** Short problem **
Every entry needs to be printed exactly, please.

[Collected data]

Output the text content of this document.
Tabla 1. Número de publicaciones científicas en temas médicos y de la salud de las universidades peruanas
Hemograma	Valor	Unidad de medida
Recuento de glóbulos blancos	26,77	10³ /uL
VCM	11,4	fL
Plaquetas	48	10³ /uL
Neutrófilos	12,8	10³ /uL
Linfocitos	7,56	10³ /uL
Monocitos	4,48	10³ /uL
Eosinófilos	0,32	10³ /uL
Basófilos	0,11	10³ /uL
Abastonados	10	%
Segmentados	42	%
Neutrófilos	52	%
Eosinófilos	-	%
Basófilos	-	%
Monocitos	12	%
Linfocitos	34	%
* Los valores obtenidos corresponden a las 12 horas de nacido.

** The answer **
Output the text content of this document.
Tabla 1. Número de publicaciones científicas en temas médicos y de la salud de las universidades peruanas
Hemograma	Valor	Unidad de medida
Recuento de glóbulos blancos	26,77	10³ /uL
VCM	11,4	fL
Plaquetas	48	10³ /uL
Neutrófilos	12,8	10³ /uL
Linfocitos	7,56	10³ /uL
Monocitos	4,48	10³ /uL
Eosinófilos	0,32	10³ /uL
Basófilos	0,11	10³ /uL
Abastonados	10	%
Segmentados	42	%
Neutrófilos	52	%
Eosinófilos	-	%
Basófilos	-	%
Monocitos	12	%
Linfocitos	34	%
* Los valores obtenidos corresponden a las 12 horas de nacido.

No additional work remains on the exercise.